-- BEGIN Data records --

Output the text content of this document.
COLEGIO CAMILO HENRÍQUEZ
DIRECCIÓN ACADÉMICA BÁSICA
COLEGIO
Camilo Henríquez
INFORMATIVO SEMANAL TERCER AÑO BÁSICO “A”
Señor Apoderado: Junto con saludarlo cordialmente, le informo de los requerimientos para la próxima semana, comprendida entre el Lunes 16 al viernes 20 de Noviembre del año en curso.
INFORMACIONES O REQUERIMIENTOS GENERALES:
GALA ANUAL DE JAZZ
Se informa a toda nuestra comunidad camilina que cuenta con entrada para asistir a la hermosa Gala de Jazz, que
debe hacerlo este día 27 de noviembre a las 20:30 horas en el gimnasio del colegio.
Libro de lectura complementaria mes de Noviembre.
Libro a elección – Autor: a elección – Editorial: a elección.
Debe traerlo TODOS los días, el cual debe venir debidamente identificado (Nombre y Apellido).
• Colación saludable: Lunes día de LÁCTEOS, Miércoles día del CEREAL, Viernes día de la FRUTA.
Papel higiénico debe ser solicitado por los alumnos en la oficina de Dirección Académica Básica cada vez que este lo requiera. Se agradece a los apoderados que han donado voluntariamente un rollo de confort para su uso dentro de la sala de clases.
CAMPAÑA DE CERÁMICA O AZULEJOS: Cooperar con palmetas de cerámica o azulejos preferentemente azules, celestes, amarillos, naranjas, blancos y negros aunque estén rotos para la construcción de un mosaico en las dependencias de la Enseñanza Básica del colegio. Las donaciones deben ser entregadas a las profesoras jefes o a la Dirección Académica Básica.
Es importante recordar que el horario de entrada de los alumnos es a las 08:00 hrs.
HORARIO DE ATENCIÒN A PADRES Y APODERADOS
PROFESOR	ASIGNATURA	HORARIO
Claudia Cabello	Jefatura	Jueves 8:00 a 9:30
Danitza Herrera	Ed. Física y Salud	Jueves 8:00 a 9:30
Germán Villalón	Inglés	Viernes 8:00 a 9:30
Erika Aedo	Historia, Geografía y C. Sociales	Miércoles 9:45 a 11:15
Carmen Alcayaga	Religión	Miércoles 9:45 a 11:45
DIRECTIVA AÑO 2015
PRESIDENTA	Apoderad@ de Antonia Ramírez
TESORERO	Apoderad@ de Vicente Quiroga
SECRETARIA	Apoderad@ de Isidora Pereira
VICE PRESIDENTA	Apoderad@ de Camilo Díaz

-- END Data records --

**Problem to solve:** Find the string "Jueves" in the listing and return every line that holds it.

**Right answer:**
Claudia Cabello	Jefatura	Jueves 8:00 a 9:30
Danitza Herrera	Ed. Física y Salud	Jueves 8:00 a 9:30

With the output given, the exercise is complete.